- [RECORDS FOR THE EXERCISE]:

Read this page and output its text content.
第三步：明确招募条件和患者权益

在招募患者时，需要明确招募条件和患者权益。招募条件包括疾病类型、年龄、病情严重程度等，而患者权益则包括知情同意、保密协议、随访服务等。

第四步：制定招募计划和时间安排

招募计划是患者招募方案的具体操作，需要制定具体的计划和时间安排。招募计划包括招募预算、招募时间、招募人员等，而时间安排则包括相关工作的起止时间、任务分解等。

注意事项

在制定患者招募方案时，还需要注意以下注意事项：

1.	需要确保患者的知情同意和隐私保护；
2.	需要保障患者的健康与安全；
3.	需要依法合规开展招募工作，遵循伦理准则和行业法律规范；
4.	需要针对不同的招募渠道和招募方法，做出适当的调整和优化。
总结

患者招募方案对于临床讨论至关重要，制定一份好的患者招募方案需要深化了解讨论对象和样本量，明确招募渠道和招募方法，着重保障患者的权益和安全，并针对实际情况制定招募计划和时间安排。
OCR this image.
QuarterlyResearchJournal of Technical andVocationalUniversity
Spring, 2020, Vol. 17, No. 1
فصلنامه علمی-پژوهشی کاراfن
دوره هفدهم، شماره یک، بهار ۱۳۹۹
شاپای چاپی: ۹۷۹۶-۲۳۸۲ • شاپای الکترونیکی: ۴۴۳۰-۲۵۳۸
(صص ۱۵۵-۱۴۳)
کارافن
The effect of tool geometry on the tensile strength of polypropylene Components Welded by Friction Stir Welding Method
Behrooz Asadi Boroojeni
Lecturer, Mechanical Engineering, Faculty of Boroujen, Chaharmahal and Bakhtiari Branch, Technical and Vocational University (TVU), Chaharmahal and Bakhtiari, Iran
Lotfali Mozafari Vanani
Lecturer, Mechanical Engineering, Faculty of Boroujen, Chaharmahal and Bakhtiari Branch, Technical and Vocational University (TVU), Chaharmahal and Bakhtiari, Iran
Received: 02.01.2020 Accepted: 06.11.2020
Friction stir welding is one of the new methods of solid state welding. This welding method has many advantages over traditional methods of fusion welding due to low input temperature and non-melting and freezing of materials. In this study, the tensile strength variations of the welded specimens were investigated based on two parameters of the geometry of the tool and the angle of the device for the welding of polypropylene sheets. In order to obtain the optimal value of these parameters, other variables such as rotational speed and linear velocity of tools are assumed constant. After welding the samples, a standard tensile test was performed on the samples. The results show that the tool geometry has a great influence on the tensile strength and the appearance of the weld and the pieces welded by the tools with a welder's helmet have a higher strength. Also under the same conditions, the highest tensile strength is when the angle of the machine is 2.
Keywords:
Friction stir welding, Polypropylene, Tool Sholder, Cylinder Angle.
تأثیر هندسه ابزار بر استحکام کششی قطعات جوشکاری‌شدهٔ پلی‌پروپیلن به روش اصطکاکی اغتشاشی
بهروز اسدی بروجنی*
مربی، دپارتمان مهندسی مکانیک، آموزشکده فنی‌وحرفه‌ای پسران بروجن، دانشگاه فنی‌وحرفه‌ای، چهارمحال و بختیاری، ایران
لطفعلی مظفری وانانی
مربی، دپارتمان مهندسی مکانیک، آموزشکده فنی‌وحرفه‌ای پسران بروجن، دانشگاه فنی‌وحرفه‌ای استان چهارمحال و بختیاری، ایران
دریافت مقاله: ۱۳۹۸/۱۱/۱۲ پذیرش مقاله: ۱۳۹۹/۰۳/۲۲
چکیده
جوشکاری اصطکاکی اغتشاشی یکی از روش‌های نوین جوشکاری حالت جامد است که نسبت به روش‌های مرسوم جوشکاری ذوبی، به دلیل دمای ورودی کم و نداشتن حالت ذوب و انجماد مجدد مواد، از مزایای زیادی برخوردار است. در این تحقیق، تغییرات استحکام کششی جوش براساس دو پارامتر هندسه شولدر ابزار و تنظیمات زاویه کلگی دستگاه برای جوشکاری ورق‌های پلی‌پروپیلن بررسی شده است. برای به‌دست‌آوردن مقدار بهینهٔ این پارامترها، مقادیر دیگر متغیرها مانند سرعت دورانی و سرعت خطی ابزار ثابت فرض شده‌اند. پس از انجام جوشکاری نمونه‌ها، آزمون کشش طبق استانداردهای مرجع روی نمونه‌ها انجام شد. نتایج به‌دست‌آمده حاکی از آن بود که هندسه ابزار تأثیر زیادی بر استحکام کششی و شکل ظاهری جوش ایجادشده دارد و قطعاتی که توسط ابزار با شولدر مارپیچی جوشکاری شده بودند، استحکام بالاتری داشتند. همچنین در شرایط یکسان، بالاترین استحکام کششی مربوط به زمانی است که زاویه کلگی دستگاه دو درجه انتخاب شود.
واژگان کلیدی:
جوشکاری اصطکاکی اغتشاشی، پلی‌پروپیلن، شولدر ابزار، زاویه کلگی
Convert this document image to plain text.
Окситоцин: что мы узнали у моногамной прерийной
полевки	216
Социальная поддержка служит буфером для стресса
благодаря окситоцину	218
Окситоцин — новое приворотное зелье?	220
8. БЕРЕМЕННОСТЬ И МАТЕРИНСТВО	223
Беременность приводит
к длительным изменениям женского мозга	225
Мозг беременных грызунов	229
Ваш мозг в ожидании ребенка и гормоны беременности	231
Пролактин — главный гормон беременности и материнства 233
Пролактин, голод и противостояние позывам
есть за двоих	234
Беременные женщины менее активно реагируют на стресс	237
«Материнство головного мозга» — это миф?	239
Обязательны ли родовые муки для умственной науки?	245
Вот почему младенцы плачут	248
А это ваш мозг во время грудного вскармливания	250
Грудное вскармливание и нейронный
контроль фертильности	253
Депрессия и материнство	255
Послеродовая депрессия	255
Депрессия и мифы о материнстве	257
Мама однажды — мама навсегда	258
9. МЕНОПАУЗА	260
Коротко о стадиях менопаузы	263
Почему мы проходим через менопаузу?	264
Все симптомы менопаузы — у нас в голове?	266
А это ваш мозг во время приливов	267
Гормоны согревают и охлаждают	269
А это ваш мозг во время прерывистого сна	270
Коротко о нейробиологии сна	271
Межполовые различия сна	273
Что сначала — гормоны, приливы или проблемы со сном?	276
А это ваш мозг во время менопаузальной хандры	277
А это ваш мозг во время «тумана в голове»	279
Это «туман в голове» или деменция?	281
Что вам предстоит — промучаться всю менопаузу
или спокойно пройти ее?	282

- [OBJECTIVE]: Copy out each line exactly.

- [COMPLETE ANSWER]:
Read this page and output its text content.
第三步：明确招募条件和患者权益

在招募患者时，需要明确招募条件和患者权益。招募条件包括疾病类型、年龄、病情严重程度等，而患者权益则包括知情同意、保密协议、随访服务等。

第四步：制定招募计划和时间安排

招募计划是患者招募方案的具体操作，需要制定具体的计划和时间安排。招募计划包括招募预算、招募时间、招募人员等，而时间安排则包括相关工作的起止时间、任务分解等。

注意事项

在制定患者招募方案时，还需要注意以下注意事项：

1.	需要确保患者的知情同意和隐私保护；
2.	需要保障患者的健康与安全；
3.	需要依法合规开展招募工作，遵循伦理准则和行业法律规范；
4.	需要针对不同的招募渠道和招募方法，做出适当的调整和优化。
总结

患者招募方案对于临床讨论至关重要，制定一份好的患者招募方案需要深化了解讨论对象和样本量，明确招募渠道和招募方法，着重保障患者的权益和安全，并针对实际情况制定招募计划和时间安排。
OCR this image.
QuarterlyResearchJournal of Technical andVocationalUniversity
Spring, 2020, Vol. 17, No. 1
فصلنامه علمی-پژوهشی کاراfن
دوره هفدهم، شماره یک، بهار ۱۳۹۹
شاپای چاپی: ۹۷۹۶-۲۳۸۲ • شاپای الکترونیکی: ۴۴۳۰-۲۵۳۸
(صص ۱۵۵-۱۴۳)
کارافن
The effect of tool geometry on the tensile strength of polypropylene Components Welded by Friction Stir Welding Method
Behrooz Asadi Boroojeni
Lecturer, Mechanical Engineering, Faculty of Boroujen, Chaharmahal and Bakhtiari Branch, Technical and Vocational University (TVU), Chaharmahal and Bakhtiari, Iran
Lotfali Mozafari Vanani
Lecturer, Mechanical Engineering, Faculty of Boroujen, Chaharmahal and Bakhtiari Branch, Technical and Vocational University (TVU), Chaharmahal and Bakhtiari, Iran
Received: 02.01.2020 Accepted: 06.11.2020
Friction stir welding is one of the new methods of solid state welding. This welding method has many advantages over traditional methods of fusion welding due to low input temperature and non-melting and freezing of materials. In this study, the tensile strength variations of the welded specimens were investigated based on two parameters of the geometry of the tool and the angle of the device for the welding of polypropylene sheets. In order to obtain the optimal value of these parameters, other variables such as rotational speed and linear velocity of tools are assumed constant. After welding the samples, a standard tensile test was performed on the samples. The results show that the tool geometry has a great influence on the tensile strength and the appearance of the weld and the pieces welded by the tools with a welder's helmet have a higher strength. Also under the same conditions, the highest tensile strength is when the angle of the machine is 2.
Keywords:
Friction stir welding, Polypropylene, Tool Sholder, Cylinder Angle.
تأثیر هندسه ابزار بر استحکام کششی قطعات جوشکاری‌شدهٔ پلی‌پروپیلن به روش اصطکاکی اغتشاشی
بهروز اسدی بروجنی*
مربی، دپارتمان مهندسی مکانیک، آموزشکده فنی‌وحرفه‌ای پسران بروجن، دانشگاه فنی‌وحرفه‌ای، چهارمحال و بختیاری، ایران
لطفعلی مظفری وانانی
مربی، دپارتمان مهندسی مکانیک، آموزشکده فنی‌وحرفه‌ای پسران بروجن، دانشگاه فنی‌وحرفه‌ای استان چهارمحال و بختیاری، ایران
دریافت مقاله: ۱۳۹۸/۱۱/۱۲ پذیرش مقاله: ۱۳۹۹/۰۳/۲۲
چکیده
جوشکاری اصطکاکی اغتشاشی یکی از روش‌های نوین جوشکاری حالت جامد است که نسبت به روش‌های مرسوم جوشکاری ذوبی، به دلیل دمای ورودی کم و نداشتن حالت ذوب و انجماد مجدد مواد، از مزایای زیادی برخوردار است. در این تحقیق، تغییرات استحکام کششی جوش براساس دو پارامتر هندسه شولدر ابزار و تنظیمات زاویه کلگی دستگاه برای جوشکاری ورق‌های پلی‌پروپیلن بررسی شده است. برای به‌دست‌آوردن مقدار بهینهٔ این پارامترها، مقادیر دیگر متغیرها مانند سرعت دورانی و سرعت خطی ابزار ثابت فرض شده‌اند. پس از انجام جوشکاری نمونه‌ها، آزمون کشش طبق استانداردهای مرجع روی نمونه‌ها انجام شد. نتایج به‌دست‌آمده حاکی از آن بود که هندسه ابزار تأثیر زیادی بر استحکام کششی و شکل ظاهری جوش ایجادشده دارد و قطعاتی که توسط ابزار با شولدر مارپیچی جوشکاری شده بودند، استحکام بالاتری داشتند. همچنین در شرایط یکسان، بالاترین استحکام کششی مربوط به زمانی است که زاویه کلگی دستگاه دو درجه انتخاب شود.
واژگان کلیدی:
جوشکاری اصطکاکی اغتشاشی، پلی‌پروپیلن، شولدر ابزار، زاویه کلگی
Convert this document image to plain text.
Окситоцин: что мы узнали у моногамной прерийной
полевки	216
Социальная поддержка служит буфером для стресса
благодаря окситоцину	218
Окситоцин — новое приворотное зелье?	220
8. БЕРЕМЕННОСТЬ И МАТЕРИНСТВО	223
Беременность приводит
к длительным изменениям женского мозга	225
Мозг беременных грызунов	229
Ваш мозг в ожидании ребенка и гормоны беременности	231
Пролактин — главный гормон беременности и материнства 233
Пролактин, голод и противостояние позывам
есть за двоих	234
Беременные женщины менее активно реагируют на стресс	237
«Материнство головного мозга» — это миф?	239
Обязательны ли родовые муки для умственной науки?	245
Вот почему младенцы плачут	248
А это ваш мозг во время грудного вскармливания	250
Грудное вскармливание и нейронный
контроль фертильности	253
Депрессия и материнство	255
Послеродовая депрессия	255
Депрессия и мифы о материнстве	257
Мама однажды — мама навсегда	258
9. МЕНОПАУЗА	260
Коротко о стадиях менопаузы	263
Почему мы проходим через менопаузу?	264
Все симптомы менопаузы — у нас в голове?	266
А это ваш мозг во время приливов	267
Гормоны согревают и охлаждают	269
А это ваш мозг во время прерывистого сна	270
Коротко о нейробиологии сна	271
Межполовые различия сна	273
Что сначала — гормоны, приливы или проблемы со сном?	276
А это ваш мозг во время менопаузальной хандры	277
А это ваш мозг во время «тумана в голове»	279
Это «туман в голове» или деменция?	281
Что вам предстоит — промучаться всю менопаузу
или спокойно пройти ее?	282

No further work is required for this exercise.